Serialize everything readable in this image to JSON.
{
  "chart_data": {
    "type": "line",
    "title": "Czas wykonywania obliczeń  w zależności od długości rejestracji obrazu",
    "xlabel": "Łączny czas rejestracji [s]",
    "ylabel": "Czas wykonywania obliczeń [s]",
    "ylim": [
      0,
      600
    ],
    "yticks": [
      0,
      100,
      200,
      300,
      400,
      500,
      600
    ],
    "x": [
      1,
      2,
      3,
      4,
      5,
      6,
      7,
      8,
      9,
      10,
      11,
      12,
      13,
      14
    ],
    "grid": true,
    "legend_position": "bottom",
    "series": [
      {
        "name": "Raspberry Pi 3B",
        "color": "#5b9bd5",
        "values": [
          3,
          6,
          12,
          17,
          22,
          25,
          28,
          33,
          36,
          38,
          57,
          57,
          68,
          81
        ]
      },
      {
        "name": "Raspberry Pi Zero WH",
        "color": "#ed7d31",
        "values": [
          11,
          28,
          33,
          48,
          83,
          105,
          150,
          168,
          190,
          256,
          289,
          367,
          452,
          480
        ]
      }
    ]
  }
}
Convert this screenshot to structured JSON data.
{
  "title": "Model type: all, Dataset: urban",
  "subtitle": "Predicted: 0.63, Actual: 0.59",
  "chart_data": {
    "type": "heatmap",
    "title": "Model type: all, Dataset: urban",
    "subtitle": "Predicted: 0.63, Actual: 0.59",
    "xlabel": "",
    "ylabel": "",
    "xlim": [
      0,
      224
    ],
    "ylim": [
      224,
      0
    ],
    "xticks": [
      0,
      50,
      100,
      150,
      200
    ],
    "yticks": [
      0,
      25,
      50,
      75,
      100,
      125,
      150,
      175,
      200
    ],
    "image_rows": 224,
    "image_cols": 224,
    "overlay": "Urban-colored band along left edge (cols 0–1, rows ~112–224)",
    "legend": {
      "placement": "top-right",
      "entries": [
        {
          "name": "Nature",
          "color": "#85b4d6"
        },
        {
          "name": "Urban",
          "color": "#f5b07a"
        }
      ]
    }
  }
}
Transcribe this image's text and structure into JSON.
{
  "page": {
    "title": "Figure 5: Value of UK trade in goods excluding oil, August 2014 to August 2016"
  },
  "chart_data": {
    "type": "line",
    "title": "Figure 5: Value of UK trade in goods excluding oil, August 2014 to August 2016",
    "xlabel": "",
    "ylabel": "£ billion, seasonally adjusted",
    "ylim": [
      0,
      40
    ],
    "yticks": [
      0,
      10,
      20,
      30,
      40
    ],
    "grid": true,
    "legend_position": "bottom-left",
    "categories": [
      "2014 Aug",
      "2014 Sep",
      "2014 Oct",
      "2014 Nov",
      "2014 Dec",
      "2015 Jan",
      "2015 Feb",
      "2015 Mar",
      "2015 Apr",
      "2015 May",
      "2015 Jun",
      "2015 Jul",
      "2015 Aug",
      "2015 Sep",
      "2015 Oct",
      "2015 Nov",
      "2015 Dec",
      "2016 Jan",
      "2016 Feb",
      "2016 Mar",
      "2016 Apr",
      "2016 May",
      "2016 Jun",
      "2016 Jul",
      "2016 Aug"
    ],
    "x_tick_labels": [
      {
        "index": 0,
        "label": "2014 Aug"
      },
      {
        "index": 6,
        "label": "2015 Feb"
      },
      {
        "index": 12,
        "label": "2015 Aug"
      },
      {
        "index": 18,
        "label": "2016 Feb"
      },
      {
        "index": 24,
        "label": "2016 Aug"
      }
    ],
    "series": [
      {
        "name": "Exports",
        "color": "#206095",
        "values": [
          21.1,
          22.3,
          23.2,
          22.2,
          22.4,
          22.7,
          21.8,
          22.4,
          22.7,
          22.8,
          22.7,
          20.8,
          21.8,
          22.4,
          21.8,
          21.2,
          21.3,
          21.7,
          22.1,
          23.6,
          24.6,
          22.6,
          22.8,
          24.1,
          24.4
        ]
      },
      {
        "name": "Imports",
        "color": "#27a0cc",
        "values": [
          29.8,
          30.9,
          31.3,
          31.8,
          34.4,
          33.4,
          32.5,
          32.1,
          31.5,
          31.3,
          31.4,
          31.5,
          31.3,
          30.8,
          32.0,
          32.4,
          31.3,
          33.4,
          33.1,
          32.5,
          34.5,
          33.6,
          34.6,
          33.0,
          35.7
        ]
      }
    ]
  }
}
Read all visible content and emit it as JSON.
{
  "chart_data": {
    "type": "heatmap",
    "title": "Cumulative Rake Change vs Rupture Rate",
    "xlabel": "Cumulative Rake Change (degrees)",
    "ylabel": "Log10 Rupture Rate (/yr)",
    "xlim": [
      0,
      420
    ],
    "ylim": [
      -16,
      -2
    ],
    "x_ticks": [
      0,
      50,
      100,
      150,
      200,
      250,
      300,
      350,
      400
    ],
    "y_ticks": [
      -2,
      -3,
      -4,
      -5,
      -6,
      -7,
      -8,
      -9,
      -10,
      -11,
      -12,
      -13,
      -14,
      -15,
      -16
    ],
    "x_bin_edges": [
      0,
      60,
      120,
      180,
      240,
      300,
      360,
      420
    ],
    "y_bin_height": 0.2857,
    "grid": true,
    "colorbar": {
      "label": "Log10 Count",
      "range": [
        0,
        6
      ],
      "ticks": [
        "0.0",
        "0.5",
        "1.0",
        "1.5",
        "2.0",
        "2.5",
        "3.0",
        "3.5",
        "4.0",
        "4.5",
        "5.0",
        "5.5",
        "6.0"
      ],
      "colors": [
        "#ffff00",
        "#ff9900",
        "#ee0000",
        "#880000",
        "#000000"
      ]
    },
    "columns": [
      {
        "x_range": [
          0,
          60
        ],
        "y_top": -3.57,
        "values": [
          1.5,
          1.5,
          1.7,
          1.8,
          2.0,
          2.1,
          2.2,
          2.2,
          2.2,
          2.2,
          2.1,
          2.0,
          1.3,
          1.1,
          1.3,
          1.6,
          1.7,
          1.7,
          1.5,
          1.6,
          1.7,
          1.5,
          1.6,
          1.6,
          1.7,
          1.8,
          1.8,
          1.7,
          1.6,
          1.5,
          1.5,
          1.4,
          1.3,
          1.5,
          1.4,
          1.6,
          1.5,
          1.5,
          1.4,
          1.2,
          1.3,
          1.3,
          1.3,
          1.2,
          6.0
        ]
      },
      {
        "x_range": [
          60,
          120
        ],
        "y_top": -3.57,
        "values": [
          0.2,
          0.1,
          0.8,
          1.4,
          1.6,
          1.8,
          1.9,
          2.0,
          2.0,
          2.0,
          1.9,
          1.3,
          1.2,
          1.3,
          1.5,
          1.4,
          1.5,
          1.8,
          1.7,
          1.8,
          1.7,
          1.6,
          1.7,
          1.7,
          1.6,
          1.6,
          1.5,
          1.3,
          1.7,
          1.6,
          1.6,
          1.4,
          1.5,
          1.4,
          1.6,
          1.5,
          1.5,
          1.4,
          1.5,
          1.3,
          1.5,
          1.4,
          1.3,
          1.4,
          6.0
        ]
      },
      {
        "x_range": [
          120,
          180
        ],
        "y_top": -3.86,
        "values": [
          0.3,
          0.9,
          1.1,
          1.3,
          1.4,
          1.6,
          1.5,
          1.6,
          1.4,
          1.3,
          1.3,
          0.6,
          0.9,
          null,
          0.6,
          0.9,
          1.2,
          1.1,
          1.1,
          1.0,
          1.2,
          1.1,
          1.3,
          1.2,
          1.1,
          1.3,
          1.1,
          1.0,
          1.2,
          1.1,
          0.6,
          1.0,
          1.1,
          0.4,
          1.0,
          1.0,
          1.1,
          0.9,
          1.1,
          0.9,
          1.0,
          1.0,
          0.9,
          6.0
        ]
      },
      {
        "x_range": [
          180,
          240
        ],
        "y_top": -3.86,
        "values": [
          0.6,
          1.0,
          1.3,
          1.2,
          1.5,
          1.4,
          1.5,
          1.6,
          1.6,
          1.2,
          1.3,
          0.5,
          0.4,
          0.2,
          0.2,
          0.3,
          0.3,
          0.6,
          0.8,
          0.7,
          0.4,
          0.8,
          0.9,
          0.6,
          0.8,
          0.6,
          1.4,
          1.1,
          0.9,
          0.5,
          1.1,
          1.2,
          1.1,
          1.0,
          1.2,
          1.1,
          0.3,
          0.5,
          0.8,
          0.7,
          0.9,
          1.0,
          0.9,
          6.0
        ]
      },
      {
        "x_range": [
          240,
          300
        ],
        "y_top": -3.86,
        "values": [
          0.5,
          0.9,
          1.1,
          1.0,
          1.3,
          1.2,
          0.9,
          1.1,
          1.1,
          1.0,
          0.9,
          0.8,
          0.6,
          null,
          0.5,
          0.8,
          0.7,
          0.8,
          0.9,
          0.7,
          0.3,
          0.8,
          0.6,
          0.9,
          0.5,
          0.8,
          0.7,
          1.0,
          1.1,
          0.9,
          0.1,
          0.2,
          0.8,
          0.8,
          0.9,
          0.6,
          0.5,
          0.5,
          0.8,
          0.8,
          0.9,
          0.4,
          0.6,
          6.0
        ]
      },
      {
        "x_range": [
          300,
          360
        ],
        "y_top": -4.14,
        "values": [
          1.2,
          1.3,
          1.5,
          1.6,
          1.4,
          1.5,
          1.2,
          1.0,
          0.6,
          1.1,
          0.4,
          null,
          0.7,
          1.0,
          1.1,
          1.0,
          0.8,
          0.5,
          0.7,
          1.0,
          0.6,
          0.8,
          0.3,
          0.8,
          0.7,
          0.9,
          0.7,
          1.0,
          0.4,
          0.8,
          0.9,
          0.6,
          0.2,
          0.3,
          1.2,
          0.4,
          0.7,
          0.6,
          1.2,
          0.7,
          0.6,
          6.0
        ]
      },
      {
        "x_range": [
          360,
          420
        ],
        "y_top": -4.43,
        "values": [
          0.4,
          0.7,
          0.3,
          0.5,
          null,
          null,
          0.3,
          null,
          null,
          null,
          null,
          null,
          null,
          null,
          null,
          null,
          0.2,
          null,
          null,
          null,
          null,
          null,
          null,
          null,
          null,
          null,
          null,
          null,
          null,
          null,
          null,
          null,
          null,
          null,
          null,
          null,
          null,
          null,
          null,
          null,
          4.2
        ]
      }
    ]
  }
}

- **Exercise**
Return only those lines of the records that contain the string "this".

- **Solution to the exercise**
Serialize everything readable in this image to JSON.
Convert this screenshot to structured JSON data.
Transcribe this image's text and structure into JSON.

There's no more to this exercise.